Performance of supertree methods for estimating species trees
Degree GrantorUniversity of Canterbury
Degree NameMaster of Science
Phylogenetics is the research of ancestor-descendant relationships among different groups of organisms, for example, species or populations of interest. The datasets involved are usually sequence alignments of various subsets of taxa for various genes. A major task of phylogenetics is often to combine estimated gene trees from many loci sampled from the genes into an overall estimate species tree topology. Eventually, one can construct the tree of life that depicts the ancestor-descendant relationships for all known species around the world. If there is missing data or incomplete sampling in the datasets, then supertree methods can be used to assemble gene trees with different subsets of taxa into an estimated overall species tree topology.
In this study, we assume that gene tree discordance is solely due to incomplete lineage sorting under the multispecies coalescent model (Degnan and Rosenberg, 2009). If there is missing data or incomplete sampling in the datasets, then supertree methods can be used to assemble gene trees with different subsets of taxa into an estimated species tree topology. In addition, we examine the performance of the most commonly used supertree method (Wilkinson et al., 2009), namely matrix representation with parsimony (MRP), to explore its statistical properties in this setting. In particular, we show that MRP is not statistically consistent. That is, an estimated species tree topology other than the true species tree topology is more likely to be returned by MRP as the number of gene trees increases. For some situations, using longer branch lengths, randomly deleting taxa or even introducing mutation can improve the performance of MRP so that the matching species tree topology is recovered more often.
In conclusion, MRP is a supertree method that is able to handle large amounts of conflict in the input gene trees. However, MRP is not statistically consistent, when using gene trees arise from the multispecies coalescent model to estimate species trees.

Items listed in a dataset →
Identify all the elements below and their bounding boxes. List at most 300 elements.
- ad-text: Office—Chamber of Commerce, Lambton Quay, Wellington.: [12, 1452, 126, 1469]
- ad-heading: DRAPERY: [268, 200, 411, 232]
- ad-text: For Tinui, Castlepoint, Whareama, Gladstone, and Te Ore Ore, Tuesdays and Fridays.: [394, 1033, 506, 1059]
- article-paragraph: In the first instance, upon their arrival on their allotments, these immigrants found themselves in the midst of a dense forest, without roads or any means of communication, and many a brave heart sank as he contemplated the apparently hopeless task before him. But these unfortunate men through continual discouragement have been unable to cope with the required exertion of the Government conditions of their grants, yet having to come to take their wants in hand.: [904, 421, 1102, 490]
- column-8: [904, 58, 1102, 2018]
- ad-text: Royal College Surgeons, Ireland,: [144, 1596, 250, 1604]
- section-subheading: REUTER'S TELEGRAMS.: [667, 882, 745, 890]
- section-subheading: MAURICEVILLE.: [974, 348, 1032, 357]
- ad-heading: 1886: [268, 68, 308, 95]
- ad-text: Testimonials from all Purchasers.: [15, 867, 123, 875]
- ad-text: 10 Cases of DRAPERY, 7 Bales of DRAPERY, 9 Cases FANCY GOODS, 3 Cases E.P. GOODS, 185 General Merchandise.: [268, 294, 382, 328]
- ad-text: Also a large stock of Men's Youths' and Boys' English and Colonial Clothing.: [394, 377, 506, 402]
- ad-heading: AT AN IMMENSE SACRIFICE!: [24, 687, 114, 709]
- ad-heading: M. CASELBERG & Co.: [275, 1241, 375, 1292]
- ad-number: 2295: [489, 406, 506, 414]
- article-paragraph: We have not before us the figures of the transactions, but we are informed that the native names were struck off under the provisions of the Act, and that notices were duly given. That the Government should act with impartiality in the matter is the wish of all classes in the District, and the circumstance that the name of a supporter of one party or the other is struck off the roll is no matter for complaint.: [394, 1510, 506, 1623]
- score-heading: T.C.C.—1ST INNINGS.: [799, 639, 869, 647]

Aim of the exercise →
State whether each statement agrees with the abstract on supertree methods, answering yes or no and quoting the deciding words of the abstract exactly. 1. MRP is statistically consistent when the gene trees arise from the multispecies coalescent model. 2. The study assumes that gene tree discordance comes only from incomplete lineage sorting. 3. Randomly deleting taxa can, in some situations, help MRP recover the matching species tree topology more often.

Answer for the task →
1. No: "In particular, we show that MRP is not statistically consistent."
2. Yes: "we assume that gene tree discordance is solely due to incomplete lineage sorting under the multispecies coalescent model"
3. Yes: "For some situations, using longer branch lengths, randomly deleting taxa or even introducing mutation can improve the performance of MRP so that the matching species tree topology is recovered more often."